__Extrait__:
Page 50-66 du Livre « Avant que Mémoire ne Meure »

Le maquis Bir-Hakeim et les événements de Montpezat
Témoignage A. FIQUET (document 1) :

«Ce soir-là (1 au 2 mai 1944) Guy Pierlot m’avait demandé de monter la garde avec Petitjean, leur tour de garde se situant de minuit à deux heures du matin.

Un peu avant deux heures, nous sommes debout Roméo, Louis et moi pour observer le bombardement de Toulouse.

Pendant que nous regardons les explosions sur Toulouse qui embrasent au loin le ciel, nous entendons crépiter la mitraillette de Guy, et des fusées éclairantes partent tout de suite après.

A ce moment arrive par le chemin Petitjean complètement affolé qui nous crie: «Sauvez-vous, sauvez-vous, nous sommes attaqués !». Et il continue de courir au lieu de venir vers nous: il faut dire qu’il avait à peine 19 ans. Comme nous étions prêts à toute éventualité, nous ramassons nos paquetages et nous descendons dans le grand pré derrière la maison. Entre chaque fusée éclairante, nous progressons par bonds en groupe et nous atteignons le ruisseau. Comme Louis connaît le pays, nous marchons dans le ruisseau et nous nous enfuyons du côté de Saint-Vincent, dans les bois pas loin de Saint-Amand. »

Guy Pierlot continue de tirer sur une patrouille S.S. à l’orée du bois situé entre la ferme Verdier et la ferme Crantelle. Il y aurait eu six à sept tués et autant de blessés chez les Allemands. Cette action de retardement permet ainsi à ses camarades de s’échapper.

Tout en continuant à tirer, Pierlot, se réfugie dans la ferme Crantelle. Les S.S. l’y assiègent et mettent le feu au bâtiment vers 4 heures du matin. On retrouvera plus tard dans les ruines incendiées les restes calcinés de Guy PIERLOT.

Le fils CRANTELLE réussit à s’enfuir miraculeusement. Mais Marie-Louise CRANTELLE, sa mère, qui essayait, à son tour, de fuir, est abattue dans les blés avoisinants par une rafale de mitraillette.

__Consigne__:
Quelles localités le récit ci-dessus nomme-t-il, fermes exclues ?

__Extrait de source__:
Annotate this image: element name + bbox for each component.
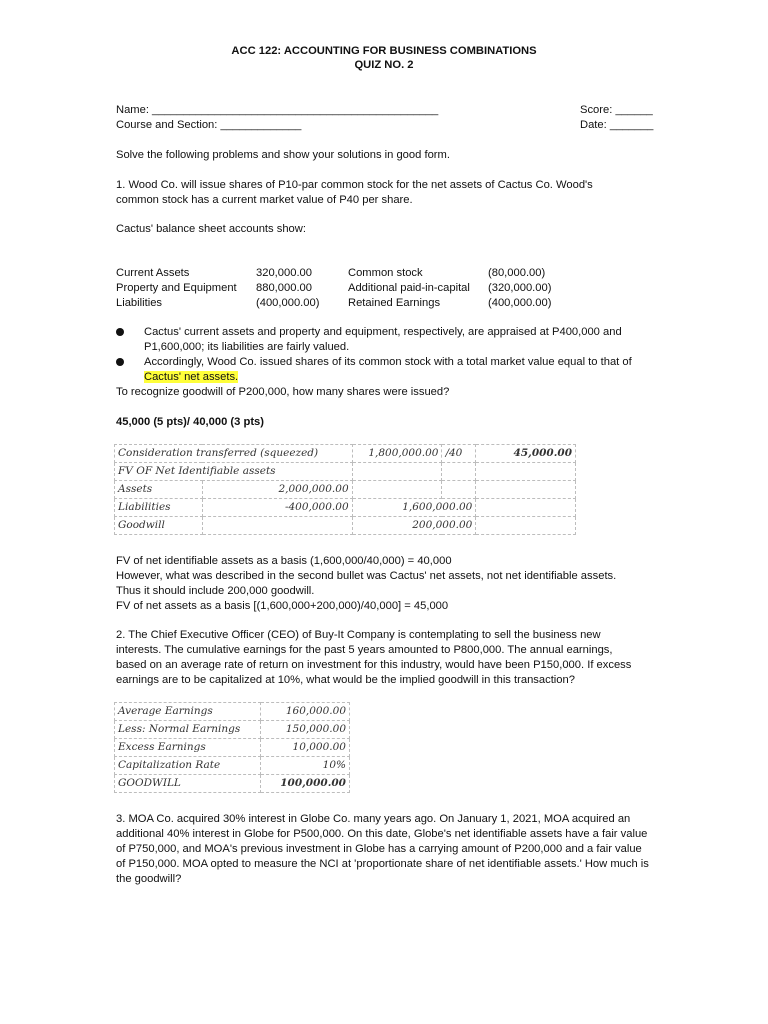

__Réponse complète__:
Montpezat, Toulouse, Saint-Vincent, Saint-Amand